### SUPPLIED INFORMATION

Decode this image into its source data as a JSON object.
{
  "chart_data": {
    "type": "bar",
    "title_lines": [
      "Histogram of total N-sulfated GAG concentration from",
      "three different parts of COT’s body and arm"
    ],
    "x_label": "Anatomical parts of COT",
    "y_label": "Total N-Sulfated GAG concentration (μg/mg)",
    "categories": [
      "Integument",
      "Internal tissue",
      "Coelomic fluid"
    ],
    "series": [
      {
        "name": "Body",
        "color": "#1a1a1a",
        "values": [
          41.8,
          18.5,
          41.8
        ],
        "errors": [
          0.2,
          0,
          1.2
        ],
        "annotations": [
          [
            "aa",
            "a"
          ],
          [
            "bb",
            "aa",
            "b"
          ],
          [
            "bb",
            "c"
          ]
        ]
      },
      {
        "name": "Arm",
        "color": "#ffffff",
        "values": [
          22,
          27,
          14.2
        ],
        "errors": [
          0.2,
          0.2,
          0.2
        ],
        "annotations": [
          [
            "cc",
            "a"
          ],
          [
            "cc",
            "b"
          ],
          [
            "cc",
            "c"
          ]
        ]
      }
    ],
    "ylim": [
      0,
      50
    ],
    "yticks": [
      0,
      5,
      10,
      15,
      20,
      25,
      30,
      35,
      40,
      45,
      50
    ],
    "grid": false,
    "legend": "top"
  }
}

### THE EXERCISE
Repeat each record exactly, leaving nothing out.

### IN RESPONSE
Decode this image into its source data as a JSON object.
{
  "chart_data": {
    "type": "bar",
    "title_lines": [
      "Histogram of total N-sulfated GAG concentration from",
      "three different parts of COT’s body and arm"
    ],
    "x_label": "Anatomical parts of COT",
    "y_label": "Total N-Sulfated GAG concentration (μg/mg)",
    "categories": [
      "Integument",
      "Internal tissue",
      "Coelomic fluid"
    ],
    "series": [
      {
        "name": "Body",
        "color": "#1a1a1a",
        "values": [
          41.8,
          18.5,
          41.8
        ],
        "errors": [
          0.2,
          0,
          1.2
        ],
        "annotations": [
          [
            "aa",
            "a"
          ],
          [
            "bb",
            "aa",
            "b"
          ],
          [
            "bb",
            "c"
          ]
        ]
      },
      {
        "name": "Arm",
        "color": "#ffffff",
        "values": [
          22,
          27,
          14.2
        ],
        "errors": [
          0.2,
          0.2,
          0.2
        ],
        "annotations": [
          [
            "cc",
            "a"
          ],
          [
            "cc",
            "b"
          ],
          [
            "cc",
            "c"
          ]
        ]
      }
    ],
    "ylim": [
      0,
      50
    ],
    "yticks": [
      0,
      5,
      10,
      15,
      20,
      25,
      30,
      35,
      40,
      45,
      50
    ],
    "grid": false,
    "legend": "top"
  }
}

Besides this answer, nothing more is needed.